#### DOCUMENT SECTION:
┌──

The default search engine you’ll get from WordPress is decent. It does the job but it’s not that great. If you’re familiar with smooth autocomplete search forms, you expect more than the old school “hit search” which displays a bunch of results in a static list. Introducing Algolia, a product focused on providing an outstanding search UX (disclaimer: it’s not a paid feature, I’m a real fan ;-)).
Algolia is very easy to implement.
First of all create a free account on Algolia.com. You can skip all tutorials, their WordPress integration doesn’t require any special knowledge. After signing up, jump straight to the API keys section in the side menu. That’s where you’ll find (on the right, here hidden) the 3 credentials you’ll need for the 1-minute setup on WordPress.
Then, on your site, simply install and activate the Algolia plugin from the WordPress repository (honestly, I don’t understand why there are only 2,000 active installs at the moment for this kickass product, hence today’s article).
After activating the plugin, jump to Algolia / Settings via the dashboard sidebar, copy the info from Algolia’s API keys section and paste it there. Hit “save changes”.
Just one step left… In the “autocomplete” section of Algolia Search (sidebar of WP dashboard), tick “enable autocomplete” and select which type of content you want to show to your users in the find-as-you-type dropdown menu. I usually stick to POSTS for an editorial website. You can also include pages, portfolio items (projects), etc.
You’re good to go. Just insert the default Search module from your WordPress theme wherever you want (see here), which will now use the Algolia magic behind the scenes to deliver a gorgeous autocomplete experience.

└──

#### SUPPLIED DATA:
┌──

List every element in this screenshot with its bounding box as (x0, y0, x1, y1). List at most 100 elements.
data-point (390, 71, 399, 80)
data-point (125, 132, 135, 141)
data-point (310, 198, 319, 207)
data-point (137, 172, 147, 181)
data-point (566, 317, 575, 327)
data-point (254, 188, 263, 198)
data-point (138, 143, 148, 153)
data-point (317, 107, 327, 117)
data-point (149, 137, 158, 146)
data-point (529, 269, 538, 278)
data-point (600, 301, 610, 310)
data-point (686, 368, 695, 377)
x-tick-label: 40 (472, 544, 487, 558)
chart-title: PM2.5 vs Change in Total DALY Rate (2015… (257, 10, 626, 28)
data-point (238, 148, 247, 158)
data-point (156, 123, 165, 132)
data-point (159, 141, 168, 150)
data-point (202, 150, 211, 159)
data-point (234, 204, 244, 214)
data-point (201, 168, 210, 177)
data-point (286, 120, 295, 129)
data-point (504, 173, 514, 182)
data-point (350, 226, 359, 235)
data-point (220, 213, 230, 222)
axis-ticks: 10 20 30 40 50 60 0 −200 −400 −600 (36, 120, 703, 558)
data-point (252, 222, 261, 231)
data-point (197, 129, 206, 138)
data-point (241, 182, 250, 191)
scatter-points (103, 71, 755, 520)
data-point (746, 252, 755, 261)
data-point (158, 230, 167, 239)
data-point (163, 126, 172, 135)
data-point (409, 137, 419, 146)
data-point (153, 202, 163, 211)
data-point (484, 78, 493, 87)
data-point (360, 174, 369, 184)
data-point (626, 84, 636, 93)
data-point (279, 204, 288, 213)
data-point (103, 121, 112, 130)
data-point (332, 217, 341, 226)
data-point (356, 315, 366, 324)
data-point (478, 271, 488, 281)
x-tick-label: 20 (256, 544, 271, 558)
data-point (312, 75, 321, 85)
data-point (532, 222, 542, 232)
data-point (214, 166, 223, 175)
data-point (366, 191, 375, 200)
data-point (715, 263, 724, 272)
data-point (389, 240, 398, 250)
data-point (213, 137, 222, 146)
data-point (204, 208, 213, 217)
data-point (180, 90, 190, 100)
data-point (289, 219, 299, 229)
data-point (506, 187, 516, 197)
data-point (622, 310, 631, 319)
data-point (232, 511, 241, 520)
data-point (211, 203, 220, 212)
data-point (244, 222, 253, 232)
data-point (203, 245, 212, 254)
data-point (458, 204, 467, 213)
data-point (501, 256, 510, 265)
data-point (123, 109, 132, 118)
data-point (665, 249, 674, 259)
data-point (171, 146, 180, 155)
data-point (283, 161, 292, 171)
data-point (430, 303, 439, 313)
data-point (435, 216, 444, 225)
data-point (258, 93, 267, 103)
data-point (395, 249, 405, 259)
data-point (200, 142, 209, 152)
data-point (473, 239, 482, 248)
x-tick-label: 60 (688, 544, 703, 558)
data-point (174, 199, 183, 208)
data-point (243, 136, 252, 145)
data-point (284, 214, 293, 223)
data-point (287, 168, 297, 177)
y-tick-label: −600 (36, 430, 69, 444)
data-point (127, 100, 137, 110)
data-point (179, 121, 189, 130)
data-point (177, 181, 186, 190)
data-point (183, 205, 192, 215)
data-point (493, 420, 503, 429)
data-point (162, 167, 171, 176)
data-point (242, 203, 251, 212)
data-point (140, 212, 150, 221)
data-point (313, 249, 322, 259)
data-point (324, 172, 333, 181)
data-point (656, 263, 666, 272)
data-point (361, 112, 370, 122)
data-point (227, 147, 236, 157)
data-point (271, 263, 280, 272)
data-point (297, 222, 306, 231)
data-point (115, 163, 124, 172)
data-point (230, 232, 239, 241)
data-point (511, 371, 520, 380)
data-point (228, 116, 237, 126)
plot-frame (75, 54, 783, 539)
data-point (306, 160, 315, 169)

└──

#### EXERCISE SET:
[a] Print the passage of the Algolia setup guide from "Algolia is very" to "setup on WordPress.".
[b] Please list every number stated in the Algolia setup guide, with what each one counts.
[c] Write the next part of the Algolia setup guide, picking up after its last sentence.

#### OUTPUTS BY TASK:
[a]
Algolia is very easy to implement.
First of all create a free account on Algolia.com. You can skip all tutorials, their WordPress integration doesn’t require any special knowledge. After signing up, jump straight to the API keys section in the side menu. That’s where you’ll find (on the right, here hidden) the 3 credentials you’ll need for the 1-minute setup on WordPress.

[b]
- 3: the credentials needed for the setup
- 1: the minutes the WordPress setup takes ("1-minute setup")
- 2,000: the plugin's active installs at the moment

[c]
Additionally you can determine how the results / search page will look like (if you hit “enter” or click/tap on the search button).
I like the third option (Use Algolia with Instantsearch.js). But I’m not a fan of the default look n feel of that page (see below) with a sidebar featuring some cryptic info and all the tags attached to my posts. So I use a little CSS snippet (inserted via “additional CSS” in the website customizer) to hide the sidebar (see the adapted page below).
You will see results changing in real time when you type something in the search bar (direct access to my Search page).
The cool thing about Algolia is that they will show you which search queries are typed on your site, a nice way to see what’s popular (and also which content you should create in the event of unsuccessful queries). Algolia stays free as long as you don’t have more than 10K records and 100K operations (record updates & queries) + display their logo. It should be fine for a personal blog.